Below is a block of records; reproduce all of them exactly and leave out any pictures.

Records supplied =>
[Begin]

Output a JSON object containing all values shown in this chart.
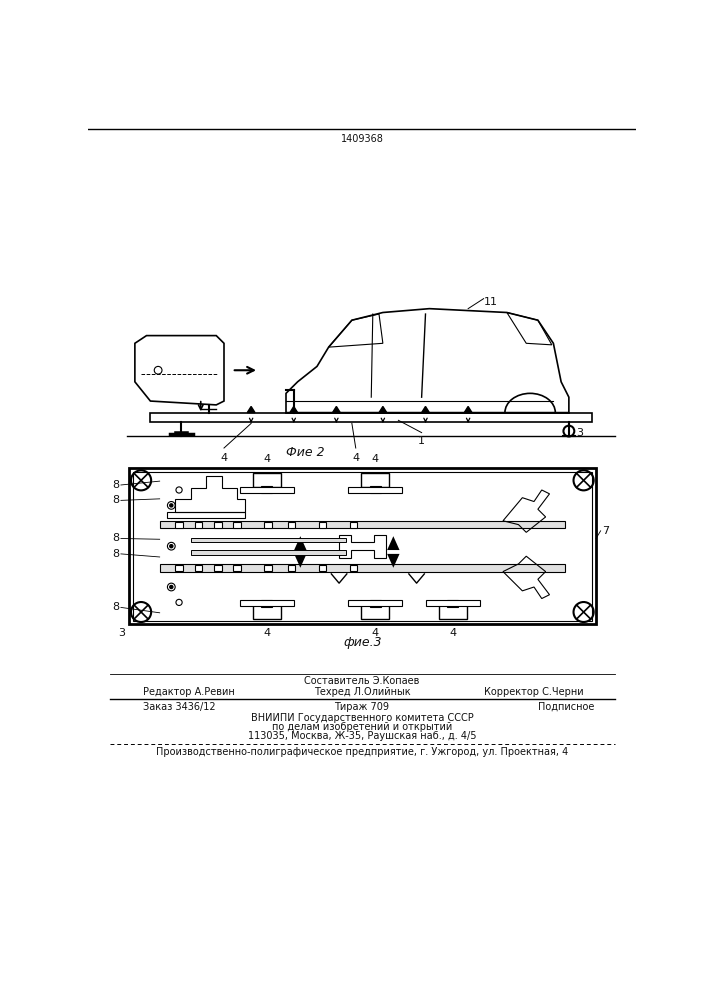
{
  "patent_number": "1409368",
  "bg_color": "#ffffff",
  "fig_width": 7.07,
  "fig_height": 10.0,
  "fig2_caption": "Фие 2",
  "fig3_caption": "фие.3",
  "footer_texts": {
    "editor": "Редактор А.Ревин",
    "composer": "Составитель Э.Копаев",
    "techred": "Техред Л.Олийнык",
    "corrector": "Корректор С.Черни",
    "order": "Заказ 3436/12",
    "tirazh": "Тираж 709",
    "podpisnoe": "Подписное",
    "vniiipi_line1": "ВНИИПИ Государственного комитета СССР",
    "vniiipi_line2": "по делам изобретений и открытий",
    "vniiipi_line3": "113035, Москва, Ж-35, Раушская наб., д. 4/5",
    "factory": "Производственно-полиграфическое предприятие, г. Ужгород, ул. Проектная, 4"
  }
}
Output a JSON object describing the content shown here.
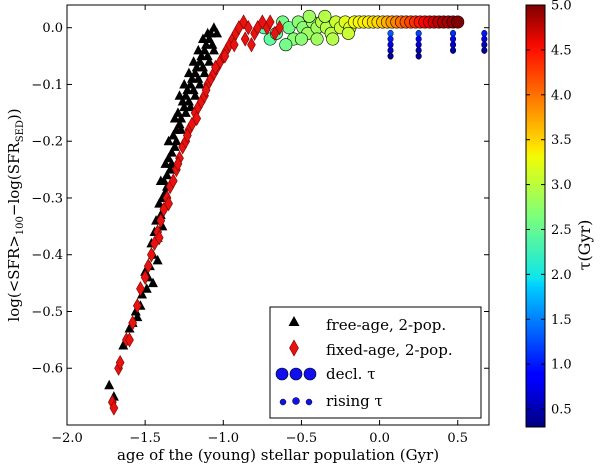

[End]

Exercise solution =>
Output a JSON object containing all values shown in this chart.
{
  "patent_number": "1409368",
  "bg_color": "#ffffff",
  "fig_width": 7.07,
  "fig_height": 10.0,
  "fig2_caption": "Фие 2",
  "fig3_caption": "фие.3",
  "footer_texts": {
    "editor": "Редактор А.Ревин",
    "composer": "Составитель Э.Копаев",
    "techred": "Техред Л.Олийнык",
    "corrector": "Корректор С.Черни",
    "order": "Заказ 3436/12",
    "tirazh": "Тираж 709",
    "podpisnoe": "Подписное",
    "vniiipi_line1": "ВНИИПИ Государственного комитета СССР",
    "vniiipi_line2": "по делам изобретений и открытий",
    "vniiipi_line3": "113035, Москва, Ж-35, Раушская наб., д. 4/5",
    "factory": "Производственно-полиграфическое предприятие, г. Ужгород, ул. Проектная, 4"
  }
}
Output a JSON object describing the content shown here.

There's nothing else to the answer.